**PROBLEM REQUIREMENTS**
Quote the whole listing word for word. Do not include the pictures.

►

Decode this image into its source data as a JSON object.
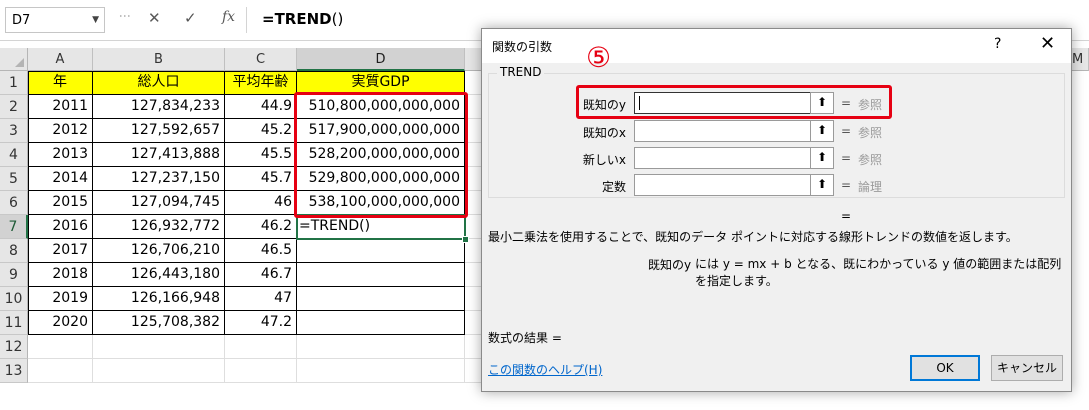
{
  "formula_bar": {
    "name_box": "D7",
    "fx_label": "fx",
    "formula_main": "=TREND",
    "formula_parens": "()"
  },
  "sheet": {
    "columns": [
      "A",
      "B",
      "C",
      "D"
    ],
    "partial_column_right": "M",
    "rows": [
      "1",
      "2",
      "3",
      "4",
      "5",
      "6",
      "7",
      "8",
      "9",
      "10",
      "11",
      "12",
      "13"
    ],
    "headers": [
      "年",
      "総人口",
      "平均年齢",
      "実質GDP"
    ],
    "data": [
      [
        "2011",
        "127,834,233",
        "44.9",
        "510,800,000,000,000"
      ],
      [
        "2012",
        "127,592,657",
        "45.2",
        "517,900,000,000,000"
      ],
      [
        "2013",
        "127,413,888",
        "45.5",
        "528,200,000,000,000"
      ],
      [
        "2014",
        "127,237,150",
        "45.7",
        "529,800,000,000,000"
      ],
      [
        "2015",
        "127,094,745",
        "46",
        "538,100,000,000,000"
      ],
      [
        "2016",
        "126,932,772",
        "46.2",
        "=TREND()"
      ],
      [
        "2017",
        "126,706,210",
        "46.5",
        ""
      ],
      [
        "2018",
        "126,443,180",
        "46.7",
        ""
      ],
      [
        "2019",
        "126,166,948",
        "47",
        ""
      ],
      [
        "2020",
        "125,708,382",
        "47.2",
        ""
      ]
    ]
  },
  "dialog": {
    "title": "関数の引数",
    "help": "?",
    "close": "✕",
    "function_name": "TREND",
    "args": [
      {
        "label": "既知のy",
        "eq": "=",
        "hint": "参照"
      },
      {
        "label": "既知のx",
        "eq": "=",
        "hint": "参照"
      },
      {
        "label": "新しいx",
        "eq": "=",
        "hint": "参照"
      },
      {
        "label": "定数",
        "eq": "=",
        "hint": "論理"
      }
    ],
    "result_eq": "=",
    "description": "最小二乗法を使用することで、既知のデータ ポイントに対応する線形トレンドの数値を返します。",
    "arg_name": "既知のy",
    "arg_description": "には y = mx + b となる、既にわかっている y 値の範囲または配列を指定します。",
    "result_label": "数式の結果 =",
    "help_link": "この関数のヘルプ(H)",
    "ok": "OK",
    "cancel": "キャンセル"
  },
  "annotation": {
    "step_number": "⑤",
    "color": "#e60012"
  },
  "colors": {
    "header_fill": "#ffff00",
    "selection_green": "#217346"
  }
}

◄

**ANSWER TO THIS EXERCISE**
Decode this image into its source data as a JSON object.
{
  "formula_bar": {
    "name_box": "D7",
    "fx_label": "fx",
    "formula_main": "=TREND",
    "formula_parens": "()"
  },
  "sheet": {
    "columns": [
      "A",
      "B",
      "C",
      "D"
    ],
    "partial_column_right": "M",
    "rows": [
      "1",
      "2",
      "3",
      "4",
      "5",
      "6",
      "7",
      "8",
      "9",
      "10",
      "11",
      "12",
      "13"
    ],
    "headers": [
      "年",
      "総人口",
      "平均年齢",
      "実質GDP"
    ],
    "data": [
      [
        "2011",
        "127,834,233",
        "44.9",
        "510,800,000,000,000"
      ],
      [
        "2012",
        "127,592,657",
        "45.2",
        "517,900,000,000,000"
      ],
      [
        "2013",
        "127,413,888",
        "45.5",
        "528,200,000,000,000"
      ],
      [
        "2014",
        "127,237,150",
        "45.7",
        "529,800,000,000,000"
      ],
      [
        "2015",
        "127,094,745",
        "46",
        "538,100,000,000,000"
      ],
      [
        "2016",
        "126,932,772",
        "46.2",
        "=TREND()"
      ],
      [
        "2017",
        "126,706,210",
        "46.5",
        ""
      ],
      [
        "2018",
        "126,443,180",
        "46.7",
        ""
      ],
      [
        "2019",
        "126,166,948",
        "47",
        ""
      ],
      [
        "2020",
        "125,708,382",
        "47.2",
        ""
      ]
    ]
  },
  "dialog": {
    "title": "関数の引数",
    "help": "?",
    "close": "✕",
    "function_name": "TREND",
    "args": [
      {
        "label": "既知のy",
        "eq": "=",
        "hint": "参照"
      },
      {
        "label": "既知のx",
        "eq": "=",
        "hint": "参照"
      },
      {
        "label": "新しいx",
        "eq": "=",
        "hint": "参照"
      },
      {
        "label": "定数",
        "eq": "=",
        "hint": "論理"
      }
    ],
    "result_eq": "=",
    "description": "最小二乗法を使用することで、既知のデータ ポイントに対応する線形トレンドの数値を返します。",
    "arg_name": "既知のy",
    "arg_description": "には y = mx + b となる、既にわかっている y 値の範囲または配列を指定します。",
    "result_label": "数式の結果 =",
    "help_link": "この関数のヘルプ(H)",
    "ok": "OK",
    "cancel": "キャンセル"
  },
  "annotation": {
    "step_number": "⑤",
    "color": "#e60012"
  },
  "colors": {
    "header_fill": "#ffff00",
    "selection_green": "#217346"
  }
}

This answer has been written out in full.